Exercise task: Filter the entries and keep only the lines where the string "name" appears.
── Record excerpts
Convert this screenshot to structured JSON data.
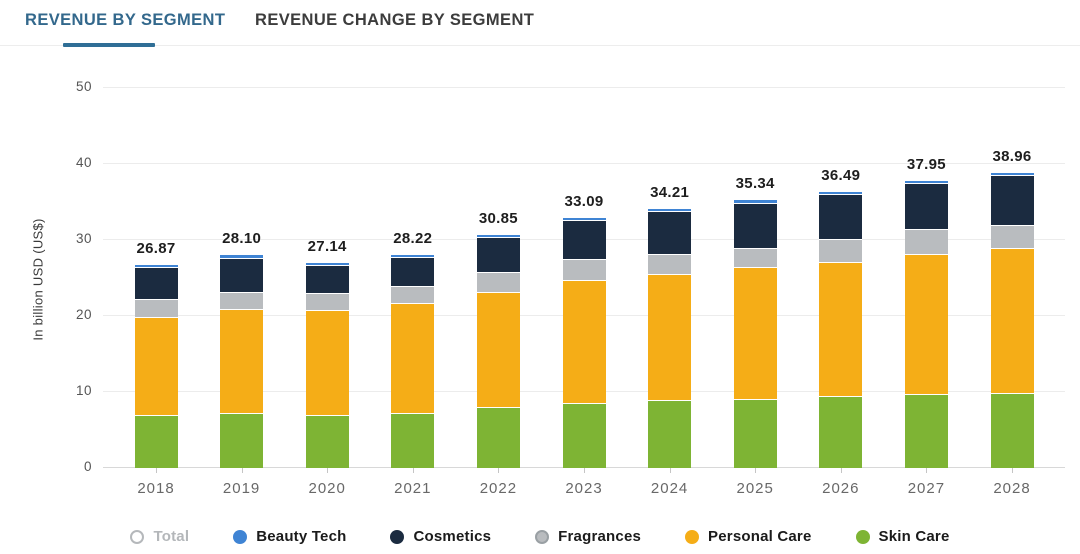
{
  "tabs": [
    {
      "label": "REVENUE BY SEGMENT",
      "active": true
    },
    {
      "label": "REVENUE CHANGE BY SEGMENT",
      "active": false
    }
  ],
  "accent_colors": {
    "active_tab": "#33688c",
    "active_tab_underline": "#2f6e96"
  },
  "chart_data": {
    "type": "bar",
    "stacked": true,
    "title": "",
    "xlabel": "",
    "ylabel": "In billion USD (US$)",
    "ylim": [
      0,
      50
    ],
    "yticks": [
      0,
      10,
      20,
      30,
      40,
      50
    ],
    "grid": true,
    "legend_position": "bottom",
    "categories": [
      "2018",
      "2019",
      "2020",
      "2021",
      "2022",
      "2023",
      "2024",
      "2025",
      "2026",
      "2027",
      "2028"
    ],
    "totals": [
      26.87,
      28.1,
      27.14,
      28.22,
      30.85,
      33.09,
      34.21,
      35.34,
      36.49,
      37.95,
      38.96
    ],
    "total_labels": [
      "26.87",
      "28.10",
      "27.14",
      "28.22",
      "30.85",
      "33.09",
      "34.21",
      "35.34",
      "36.49",
      "37.95",
      "38.96"
    ],
    "series": [
      {
        "name": "Skin Care",
        "color": "#7eb434",
        "values": [
          7.0,
          7.3,
          7.0,
          7.3,
          8.0,
          8.6,
          8.9,
          9.1,
          9.5,
          9.7,
          9.9
        ]
      },
      {
        "name": "Personal Care",
        "color": "#f5ad17",
        "values": [
          12.9,
          13.6,
          13.8,
          14.4,
          15.2,
          16.1,
          16.6,
          17.3,
          17.6,
          18.4,
          19.0
        ]
      },
      {
        "name": "Fragrances",
        "color": "#b9bcbf",
        "values": [
          2.3,
          2.3,
          2.2,
          2.2,
          2.6,
          2.8,
          2.6,
          2.6,
          3.0,
          3.3,
          3.1
        ]
      },
      {
        "name": "Cosmetics",
        "color": "#1b2b40",
        "values": [
          4.3,
          4.5,
          3.74,
          3.9,
          4.6,
          5.1,
          5.7,
          5.9,
          6.0,
          6.1,
          6.5
        ]
      },
      {
        "name": "Beauty Tech",
        "color": "#3f84d4",
        "values": [
          0.37,
          0.4,
          0.4,
          0.42,
          0.45,
          0.49,
          0.41,
          0.44,
          0.39,
          0.45,
          0.46
        ]
      }
    ],
    "legend": [
      {
        "label": "Total",
        "color": "#b5b8bb",
        "style": "ring",
        "disabled": true
      },
      {
        "label": "Beauty Tech",
        "color": "#3f84d4",
        "style": "solid",
        "disabled": false
      },
      {
        "label": "Cosmetics",
        "color": "#1b2b40",
        "style": "solid",
        "disabled": false
      },
      {
        "label": "Fragrances",
        "color": "#b9bcbf",
        "style": "grayring",
        "disabled": false
      },
      {
        "label": "Personal Care",
        "color": "#f5ad17",
        "style": "solid",
        "disabled": false
      },
      {
        "label": "Skin Care",
        "color": "#7eb434",
        "style": "solid",
        "disabled": false
      }
    ]
  }
}
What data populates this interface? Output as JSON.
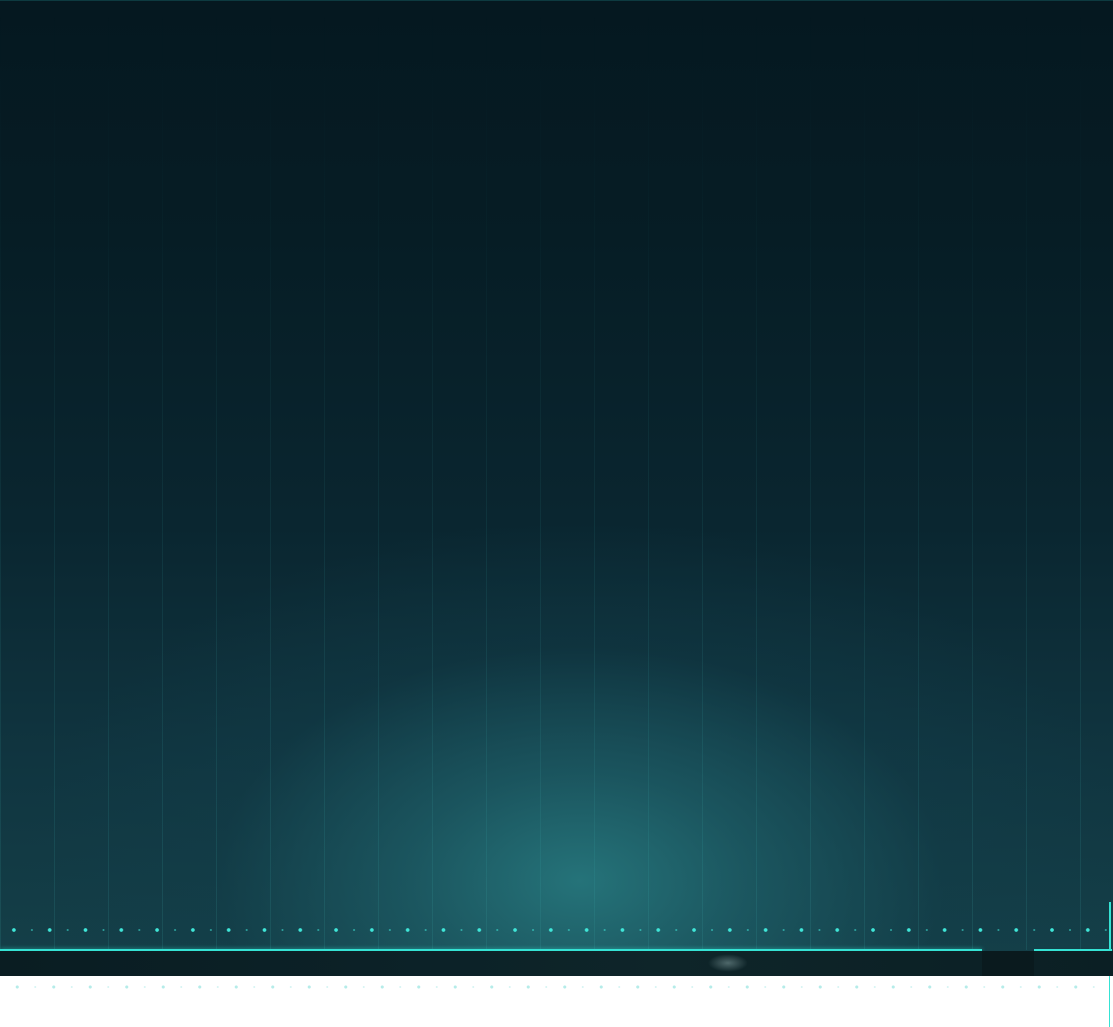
{
  "theme": {
    "background_top": "#051820",
    "background_glow": "#26767c",
    "accent": "#35e3d4",
    "band": "#0c2228",
    "footer": "#ffffff"
  },
  "decorations": {
    "stripes": "vertical-gridlines",
    "dot_row": "cyan-dot-row",
    "progress_line": "cyan-progress-line",
    "progress_fraction": 0.88
  }
}
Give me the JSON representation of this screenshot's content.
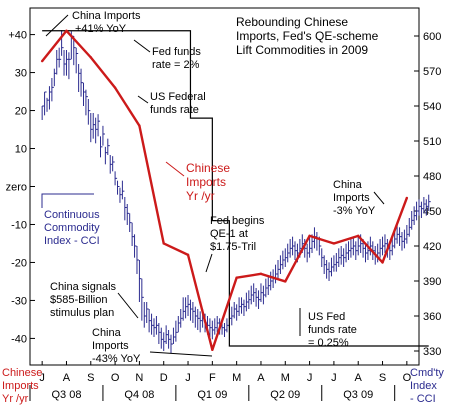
{
  "chart_data": {
    "type": "line",
    "title": "Rebounding Chinese Imports, Fed's QE-scheme Lift Commodities in 2009",
    "title_lines": [
      "Rebounding Chinese",
      "Imports, Fed's QE-scheme",
      "Lift Commodities in 2009"
    ],
    "left_axis": {
      "label_lines": [
        "Chinese",
        "Imports",
        "Yr /yr"
      ],
      "ticks": [
        {
          "value": 40,
          "label": "+40"
        },
        {
          "value": 30,
          "label": "30"
        },
        {
          "value": 20,
          "label": "20"
        },
        {
          "value": 10,
          "label": "10"
        },
        {
          "value": 0,
          "label": "zero"
        },
        {
          "value": -10,
          "label": "-10"
        },
        {
          "value": -20,
          "label": "-20"
        },
        {
          "value": -30,
          "label": "-30"
        },
        {
          "value": -40,
          "label": "-40"
        }
      ],
      "range": [
        -47,
        47
      ]
    },
    "right_axis": {
      "label_lines": [
        "Cmd'ty",
        "Index",
        "- CCI"
      ],
      "ticks": [
        600,
        570,
        540,
        510,
        480,
        450,
        420,
        390,
        360,
        330
      ],
      "range": [
        318,
        624
      ]
    },
    "x_axis": {
      "months": [
        "J",
        "A",
        "S",
        "O",
        "N",
        "D",
        "J",
        "F",
        "M",
        "A",
        "M",
        "J",
        "J",
        "A",
        "S",
        "O"
      ],
      "quarters": [
        "Q3 08",
        "Q4 08",
        "Q1 09",
        "Q2 09",
        "Q3 09"
      ]
    },
    "series": [
      {
        "name": "Chinese Imports Yr /yr",
        "axis": "left",
        "color": "#cc1a1a",
        "x": [
          0,
          1,
          2,
          3,
          4,
          5,
          6,
          7,
          8,
          9,
          10,
          11,
          12,
          13,
          14,
          15
        ],
        "values": [
          33,
          41,
          34,
          26,
          16,
          -15,
          -18,
          -43,
          -24,
          -23,
          -25,
          -13,
          -15,
          -13,
          -20,
          -3
        ]
      },
      {
        "name": "US Federal funds rate",
        "axis": "left",
        "color": "#000000",
        "step_x": [
          0,
          6.1,
          6.1,
          7.0,
          7.0,
          7.7,
          7.7,
          15.9
        ],
        "step_y": [
          41,
          41,
          18,
          18,
          -9,
          -9,
          -42,
          -42
        ]
      },
      {
        "name": "Continuous Commodity Index - CCI",
        "axis": "right",
        "color": "#2b2b8f",
        "type": "ohlc",
        "bars": [
          [
            0.0,
            540,
            540,
            528
          ],
          [
            0.1,
            552,
            552,
            532
          ],
          [
            0.2,
            545,
            547,
            535
          ],
          [
            0.3,
            552,
            557,
            537
          ],
          [
            0.4,
            556,
            564,
            544
          ],
          [
            0.5,
            568,
            572,
            557
          ],
          [
            0.6,
            580,
            588,
            567
          ],
          [
            0.7,
            580,
            590,
            573
          ],
          [
            0.8,
            590,
            605,
            583
          ],
          [
            0.9,
            576,
            588,
            566
          ],
          [
            1.0,
            580,
            588,
            566
          ],
          [
            1.1,
            580,
            586,
            563
          ],
          [
            1.2,
            600,
            604,
            580
          ],
          [
            1.3,
            590,
            600,
            575
          ],
          [
            1.4,
            585,
            590,
            568
          ],
          [
            1.5,
            568,
            576,
            552
          ],
          [
            1.6,
            560,
            572,
            548
          ],
          [
            1.7,
            552,
            560,
            540
          ],
          [
            1.8,
            548,
            554,
            532
          ],
          [
            1.9,
            536,
            546,
            524
          ],
          [
            2.0,
            520,
            534,
            509
          ],
          [
            2.1,
            524,
            534,
            512
          ],
          [
            2.2,
            520,
            530,
            508
          ],
          [
            2.3,
            527,
            533,
            514
          ],
          [
            2.4,
            505,
            514,
            496
          ],
          [
            2.5,
            516,
            523,
            506
          ],
          [
            2.6,
            500,
            505,
            490
          ],
          [
            2.7,
            506,
            512,
            498
          ],
          [
            2.8,
            490,
            498,
            482
          ],
          [
            2.9,
            492,
            497,
            484
          ],
          [
            3.0,
            478,
            484,
            472
          ],
          [
            3.1,
            471,
            476,
            464
          ],
          [
            3.2,
            464,
            470,
            457
          ],
          [
            3.3,
            467,
            476,
            460
          ],
          [
            3.4,
            453,
            462,
            442
          ],
          [
            3.5,
            448,
            456,
            438
          ],
          [
            3.6,
            440,
            448,
            432
          ],
          [
            3.7,
            428,
            440,
            420
          ],
          [
            3.8,
            420,
            430,
            410
          ],
          [
            3.9,
            408,
            420,
            396
          ],
          [
            4.0,
            392,
            408,
            372
          ],
          [
            4.1,
            376,
            392,
            356
          ],
          [
            4.2,
            360,
            372,
            350
          ],
          [
            4.3,
            366,
            372,
            354
          ],
          [
            4.4,
            356,
            366,
            346
          ],
          [
            4.5,
            352,
            362,
            344
          ],
          [
            4.6,
            350,
            358,
            342
          ],
          [
            4.7,
            352,
            360,
            344
          ],
          [
            4.8,
            346,
            354,
            336
          ],
          [
            4.9,
            340,
            350,
            332
          ],
          [
            5.0,
            338,
            346,
            330
          ],
          [
            5.1,
            344,
            352,
            336
          ],
          [
            5.2,
            340,
            348,
            332
          ],
          [
            5.3,
            336,
            344,
            328
          ],
          [
            5.4,
            342,
            350,
            336
          ],
          [
            5.5,
            346,
            356,
            338
          ],
          [
            5.6,
            354,
            360,
            346
          ],
          [
            5.7,
            358,
            366,
            350
          ],
          [
            5.8,
            364,
            376,
            356
          ],
          [
            5.9,
            368,
            376,
            358
          ],
          [
            6.0,
            370,
            378,
            360
          ],
          [
            6.1,
            366,
            374,
            356
          ],
          [
            6.2,
            364,
            372,
            354
          ],
          [
            6.3,
            360,
            368,
            350
          ],
          [
            6.4,
            358,
            366,
            348
          ],
          [
            6.5,
            356,
            364,
            346
          ],
          [
            6.6,
            358,
            366,
            350
          ],
          [
            6.7,
            354,
            362,
            346
          ],
          [
            6.8,
            352,
            360,
            344
          ],
          [
            6.9,
            350,
            358,
            342
          ],
          [
            7.0,
            348,
            356,
            340
          ],
          [
            7.1,
            350,
            358,
            344
          ],
          [
            7.2,
            354,
            360,
            346
          ],
          [
            7.3,
            352,
            358,
            344
          ],
          [
            7.4,
            350,
            356,
            344
          ],
          [
            7.5,
            348,
            354,
            342
          ],
          [
            7.6,
            352,
            358,
            346
          ],
          [
            7.7,
            358,
            366,
            350
          ],
          [
            7.8,
            360,
            368,
            352
          ],
          [
            7.9,
            366,
            372,
            358
          ],
          [
            8.0,
            364,
            370,
            356
          ],
          [
            8.1,
            368,
            376,
            360
          ],
          [
            8.2,
            370,
            376,
            362
          ],
          [
            8.3,
            368,
            374,
            360
          ],
          [
            8.4,
            372,
            380,
            364
          ],
          [
            8.5,
            374,
            382,
            366
          ],
          [
            8.6,
            378,
            386,
            370
          ],
          [
            8.7,
            380,
            388,
            372
          ],
          [
            8.8,
            376,
            384,
            368
          ],
          [
            8.9,
            374,
            382,
            366
          ],
          [
            9.0,
            380,
            388,
            372
          ],
          [
            9.1,
            378,
            386,
            370
          ],
          [
            9.2,
            384,
            392,
            376
          ],
          [
            9.3,
            386,
            394,
            378
          ],
          [
            9.4,
            390,
            398,
            382
          ],
          [
            9.5,
            392,
            400,
            384
          ],
          [
            9.6,
            396,
            404,
            388
          ],
          [
            9.7,
            400,
            408,
            392
          ],
          [
            9.8,
            404,
            412,
            396
          ],
          [
            9.9,
            408,
            416,
            400
          ],
          [
            10.0,
            410,
            418,
            402
          ],
          [
            10.1,
            414,
            422,
            406
          ],
          [
            10.2,
            418,
            426,
            410
          ],
          [
            10.3,
            420,
            428,
            412
          ],
          [
            10.4,
            416,
            424,
            408
          ],
          [
            10.5,
            414,
            422,
            406
          ],
          [
            10.6,
            418,
            426,
            410
          ],
          [
            10.7,
            422,
            430,
            414
          ],
          [
            10.8,
            418,
            426,
            410
          ],
          [
            10.9,
            414,
            422,
            406
          ],
          [
            11.0,
            418,
            428,
            410
          ],
          [
            11.1,
            424,
            430,
            414
          ],
          [
            11.2,
            428,
            436,
            418
          ],
          [
            11.3,
            426,
            432,
            416
          ],
          [
            11.4,
            420,
            428,
            412
          ],
          [
            11.5,
            410,
            418,
            402
          ],
          [
            11.6,
            404,
            412,
            396
          ],
          [
            11.7,
            400,
            408,
            392
          ],
          [
            11.8,
            398,
            406,
            390
          ],
          [
            11.9,
            402,
            410,
            394
          ],
          [
            12.0,
            404,
            412,
            398
          ],
          [
            12.1,
            406,
            414,
            398
          ],
          [
            12.2,
            410,
            418,
            402
          ],
          [
            12.3,
            412,
            420,
            404
          ],
          [
            12.4,
            410,
            418,
            402
          ],
          [
            12.5,
            414,
            422,
            406
          ],
          [
            12.6,
            416,
            424,
            408
          ],
          [
            12.7,
            418,
            426,
            410
          ],
          [
            12.8,
            420,
            428,
            412
          ],
          [
            12.9,
            416,
            424,
            408
          ],
          [
            13.0,
            420,
            428,
            412
          ],
          [
            13.1,
            422,
            430,
            414
          ],
          [
            13.2,
            418,
            426,
            410
          ],
          [
            13.3,
            414,
            422,
            406
          ],
          [
            13.4,
            416,
            424,
            408
          ],
          [
            13.5,
            420,
            428,
            412
          ],
          [
            13.6,
            416,
            424,
            408
          ],
          [
            13.7,
            412,
            420,
            404
          ],
          [
            13.8,
            414,
            422,
            406
          ],
          [
            13.9,
            418,
            426,
            410
          ],
          [
            14.0,
            420,
            428,
            412
          ],
          [
            14.1,
            422,
            430,
            414
          ],
          [
            14.2,
            418,
            426,
            410
          ],
          [
            14.3,
            416,
            424,
            408
          ],
          [
            14.4,
            420,
            428,
            412
          ],
          [
            14.5,
            426,
            434,
            418
          ],
          [
            14.6,
            430,
            438,
            422
          ],
          [
            14.7,
            428,
            436,
            420
          ],
          [
            14.8,
            424,
            432,
            416
          ],
          [
            14.9,
            426,
            434,
            418
          ],
          [
            15.0,
            430,
            438,
            422
          ],
          [
            15.1,
            436,
            444,
            428
          ],
          [
            15.2,
            442,
            450,
            434
          ],
          [
            15.3,
            446,
            454,
            438
          ],
          [
            15.4,
            450,
            458,
            442
          ],
          [
            15.5,
            454,
            460,
            446
          ],
          [
            15.6,
            452,
            458,
            444
          ],
          [
            15.7,
            456,
            462,
            448
          ],
          [
            15.8,
            454,
            460,
            446
          ],
          [
            15.9,
            458,
            464,
            450
          ]
        ]
      }
    ],
    "annotations": [
      {
        "id": "china-imports-high",
        "lines": [
          "China Imports",
          "+41% YoY"
        ],
        "color": "#000000"
      },
      {
        "id": "fed-funds-2",
        "lines": [
          "Fed funds",
          "rate = 2%"
        ],
        "color": "#000000"
      },
      {
        "id": "us-federal-funds-rate",
        "lines": [
          "US Federal",
          "funds rate"
        ],
        "color": "#000000"
      },
      {
        "id": "chinese-imports-yryr",
        "lines": [
          "Chinese",
          "Imports",
          "Yr /yr"
        ],
        "color": "#cc1a1a"
      },
      {
        "id": "cci-label",
        "lines": [
          "Continuous",
          "Commodity",
          "Index - CCI"
        ],
        "color": "#2b2b8f"
      },
      {
        "id": "fed-qe1",
        "lines": [
          "Fed begins",
          "QE-1 at",
          "$1.75-Tril"
        ],
        "color": "#000000"
      },
      {
        "id": "china-stimulus",
        "lines": [
          "China signals",
          "$585-Billion",
          "stimulus plan"
        ],
        "color": "#000000"
      },
      {
        "id": "china-imports-low",
        "lines": [
          "China",
          "Imports",
          "-43% YoY"
        ],
        "color": "#000000"
      },
      {
        "id": "china-imports-latest",
        "lines": [
          "China",
          "Imports",
          "-3% YoY"
        ],
        "color": "#000000"
      },
      {
        "id": "us-fed-025",
        "lines": [
          "US Fed",
          "funds rate",
          "= 0.25%"
        ],
        "color": "#000000"
      }
    ]
  }
}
────
Complete output:
        "name": "Skin Care",
        "name": "Personal Care",
        "name": "Fragrances",
        "name": "Cosmetics",
        "name": "Beauty Tech",
        "name": "Chinese Imports Yr /yr",
        "name": "US Federal funds rate",
        "name": "Continuous Commodity Index - CCI",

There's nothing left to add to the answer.